» **LISTED ENTRIES**

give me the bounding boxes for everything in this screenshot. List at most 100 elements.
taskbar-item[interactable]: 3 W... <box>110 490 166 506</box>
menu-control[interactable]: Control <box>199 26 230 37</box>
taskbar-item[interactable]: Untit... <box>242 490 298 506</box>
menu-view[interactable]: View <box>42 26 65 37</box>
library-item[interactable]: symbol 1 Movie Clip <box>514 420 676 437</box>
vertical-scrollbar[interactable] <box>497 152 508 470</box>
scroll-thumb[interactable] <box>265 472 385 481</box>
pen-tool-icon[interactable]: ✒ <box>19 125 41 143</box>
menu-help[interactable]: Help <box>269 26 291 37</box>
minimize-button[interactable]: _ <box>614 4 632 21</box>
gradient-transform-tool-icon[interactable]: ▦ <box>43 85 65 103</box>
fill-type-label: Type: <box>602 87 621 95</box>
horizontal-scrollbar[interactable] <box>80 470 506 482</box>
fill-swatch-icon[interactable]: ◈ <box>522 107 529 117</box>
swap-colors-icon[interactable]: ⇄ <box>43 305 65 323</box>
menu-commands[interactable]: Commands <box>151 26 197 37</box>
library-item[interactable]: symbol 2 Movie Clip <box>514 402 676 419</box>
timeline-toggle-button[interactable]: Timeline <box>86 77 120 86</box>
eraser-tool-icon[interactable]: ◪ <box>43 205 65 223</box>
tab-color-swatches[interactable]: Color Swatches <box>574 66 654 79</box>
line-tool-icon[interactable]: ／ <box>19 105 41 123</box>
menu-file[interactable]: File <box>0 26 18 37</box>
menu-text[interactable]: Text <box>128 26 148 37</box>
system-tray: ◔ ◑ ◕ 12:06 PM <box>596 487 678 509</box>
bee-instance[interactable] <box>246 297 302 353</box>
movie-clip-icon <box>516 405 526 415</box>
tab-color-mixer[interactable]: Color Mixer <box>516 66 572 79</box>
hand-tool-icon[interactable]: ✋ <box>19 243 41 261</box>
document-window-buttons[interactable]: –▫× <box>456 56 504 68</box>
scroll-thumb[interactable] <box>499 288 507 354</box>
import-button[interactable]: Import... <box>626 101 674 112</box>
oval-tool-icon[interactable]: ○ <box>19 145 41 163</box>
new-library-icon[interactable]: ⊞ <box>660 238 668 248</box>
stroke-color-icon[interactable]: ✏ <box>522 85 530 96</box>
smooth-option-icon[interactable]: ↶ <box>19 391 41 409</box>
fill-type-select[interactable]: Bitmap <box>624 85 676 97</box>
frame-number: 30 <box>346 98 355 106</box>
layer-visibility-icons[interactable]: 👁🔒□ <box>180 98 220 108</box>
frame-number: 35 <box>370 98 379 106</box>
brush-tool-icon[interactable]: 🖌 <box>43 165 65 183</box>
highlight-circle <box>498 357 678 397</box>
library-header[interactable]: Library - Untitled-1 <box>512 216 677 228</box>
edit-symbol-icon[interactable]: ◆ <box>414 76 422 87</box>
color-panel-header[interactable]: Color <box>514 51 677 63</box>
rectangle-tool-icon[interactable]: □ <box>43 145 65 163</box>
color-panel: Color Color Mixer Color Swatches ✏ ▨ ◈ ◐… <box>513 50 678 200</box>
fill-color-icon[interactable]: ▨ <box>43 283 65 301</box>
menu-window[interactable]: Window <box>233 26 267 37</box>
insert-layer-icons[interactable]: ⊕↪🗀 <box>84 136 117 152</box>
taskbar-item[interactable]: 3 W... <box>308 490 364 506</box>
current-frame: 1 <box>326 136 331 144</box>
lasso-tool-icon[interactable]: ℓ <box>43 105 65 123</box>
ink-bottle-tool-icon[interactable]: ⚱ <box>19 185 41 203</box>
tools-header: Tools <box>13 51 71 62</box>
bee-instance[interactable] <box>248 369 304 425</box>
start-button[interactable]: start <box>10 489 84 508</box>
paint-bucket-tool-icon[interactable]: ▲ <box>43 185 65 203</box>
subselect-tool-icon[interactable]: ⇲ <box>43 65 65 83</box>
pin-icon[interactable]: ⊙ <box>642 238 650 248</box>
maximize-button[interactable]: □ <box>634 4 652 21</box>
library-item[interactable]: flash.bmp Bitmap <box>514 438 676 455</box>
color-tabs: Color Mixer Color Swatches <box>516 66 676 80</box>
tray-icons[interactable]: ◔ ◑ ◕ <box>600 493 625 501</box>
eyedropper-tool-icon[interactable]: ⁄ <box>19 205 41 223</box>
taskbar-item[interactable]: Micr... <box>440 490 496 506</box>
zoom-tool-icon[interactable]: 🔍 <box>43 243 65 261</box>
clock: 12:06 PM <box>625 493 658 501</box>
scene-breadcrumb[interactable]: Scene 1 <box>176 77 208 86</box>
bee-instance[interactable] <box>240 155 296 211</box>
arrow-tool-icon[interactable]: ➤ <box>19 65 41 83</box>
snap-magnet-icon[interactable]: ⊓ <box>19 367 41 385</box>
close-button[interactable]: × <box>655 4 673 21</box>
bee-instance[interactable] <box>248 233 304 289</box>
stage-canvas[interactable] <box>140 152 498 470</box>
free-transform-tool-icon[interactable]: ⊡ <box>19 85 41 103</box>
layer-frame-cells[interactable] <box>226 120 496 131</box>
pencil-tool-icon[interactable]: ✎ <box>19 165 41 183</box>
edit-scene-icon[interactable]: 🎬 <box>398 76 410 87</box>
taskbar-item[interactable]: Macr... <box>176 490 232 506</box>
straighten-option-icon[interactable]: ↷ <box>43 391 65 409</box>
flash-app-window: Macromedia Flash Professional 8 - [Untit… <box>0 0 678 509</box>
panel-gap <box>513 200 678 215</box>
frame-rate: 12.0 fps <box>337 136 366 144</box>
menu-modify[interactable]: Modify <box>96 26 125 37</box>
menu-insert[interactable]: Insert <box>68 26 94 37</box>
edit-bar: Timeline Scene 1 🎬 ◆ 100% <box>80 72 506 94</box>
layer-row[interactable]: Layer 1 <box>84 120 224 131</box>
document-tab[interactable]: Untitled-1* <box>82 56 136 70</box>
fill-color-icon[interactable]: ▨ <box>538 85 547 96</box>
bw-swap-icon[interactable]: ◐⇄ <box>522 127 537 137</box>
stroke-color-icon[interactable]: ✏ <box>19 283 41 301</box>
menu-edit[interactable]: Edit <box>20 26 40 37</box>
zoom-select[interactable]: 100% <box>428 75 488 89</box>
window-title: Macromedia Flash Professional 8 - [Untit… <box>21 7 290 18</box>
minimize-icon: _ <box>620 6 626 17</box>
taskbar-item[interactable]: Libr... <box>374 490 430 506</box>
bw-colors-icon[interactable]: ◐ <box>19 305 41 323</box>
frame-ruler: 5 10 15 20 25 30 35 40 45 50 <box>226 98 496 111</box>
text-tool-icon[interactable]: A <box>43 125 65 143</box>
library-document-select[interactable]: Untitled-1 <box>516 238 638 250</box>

» **EXERCISE GOAL**
In the stretch from the start of the rows through the line containing "fill-swatch-icon[interactable]: ◈ <box>522", rename "taskbar-item" to "taskbar-entry" and write out that stretch again with everything else unchanged.

» **PROBLEM SOLUTION**
give me the bounding boxes for everything in this screenshot. List at most 100 elements.
taskbar-entry[interactable]: 3 W... <box>110 490 166 506</box>
menu-control[interactable]: Control <box>199 26 230 37</box>
taskbar-entry[interactable]: Untit... <box>242 490 298 506</box>
menu-view[interactable]: View <box>42 26 65 37</box>
library-item[interactable]: symbol 1 Movie Clip <box>514 420 676 437</box>
vertical-scrollbar[interactable] <box>497 152 508 470</box>
scroll-thumb[interactable] <box>265 472 385 481</box>
pen-tool-icon[interactable]: ✒ <box>19 125 41 143</box>
menu-help[interactable]: Help <box>269 26 291 37</box>
minimize-button[interactable]: _ <box>614 4 632 21</box>
gradient-transform-tool-icon[interactable]: ▦ <box>43 85 65 103</box>
fill-type-label: Type: <box>602 87 621 95</box>
horizontal-scrollbar[interactable] <box>80 470 506 482</box>
fill-swatch-icon[interactable]: ◈ <box>522 107 529 117</box>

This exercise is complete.